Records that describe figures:
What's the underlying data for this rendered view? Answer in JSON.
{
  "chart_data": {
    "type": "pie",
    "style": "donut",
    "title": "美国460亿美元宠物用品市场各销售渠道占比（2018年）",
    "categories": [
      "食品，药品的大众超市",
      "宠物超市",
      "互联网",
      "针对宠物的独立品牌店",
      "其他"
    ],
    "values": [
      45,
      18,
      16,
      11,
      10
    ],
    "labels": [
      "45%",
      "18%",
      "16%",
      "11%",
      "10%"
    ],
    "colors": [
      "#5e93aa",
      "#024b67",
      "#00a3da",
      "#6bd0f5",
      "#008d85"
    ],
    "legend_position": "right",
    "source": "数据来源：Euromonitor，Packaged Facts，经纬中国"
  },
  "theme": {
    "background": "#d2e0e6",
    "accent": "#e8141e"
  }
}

§ EXERCISE:
Your task is to repeat every line exactly.

§ FINISHED ANSWER:
What's the underlying data for this rendered view? Answer in JSON.
{
  "chart_data": {
    "type": "pie",
    "style": "donut",
    "title": "美国460亿美元宠物用品市场各销售渠道占比（2018年）",
    "categories": [
      "食品，药品的大众超市",
      "宠物超市",
      "互联网",
      "针对宠物的独立品牌店",
      "其他"
    ],
    "values": [
      45,
      18,
      16,
      11,
      10
    ],
    "labels": [
      "45%",
      "18%",
      "16%",
      "11%",
      "10%"
    ],
    "colors": [
      "#5e93aa",
      "#024b67",
      "#00a3da",
      "#6bd0f5",
      "#008d85"
    ],
    "legend_position": "right",
    "source": "数据来源：Euromonitor，Packaged Facts，经纬中国"
  },
  "theme": {
    "background": "#d2e0e6",
    "accent": "#e8141e"
  }
}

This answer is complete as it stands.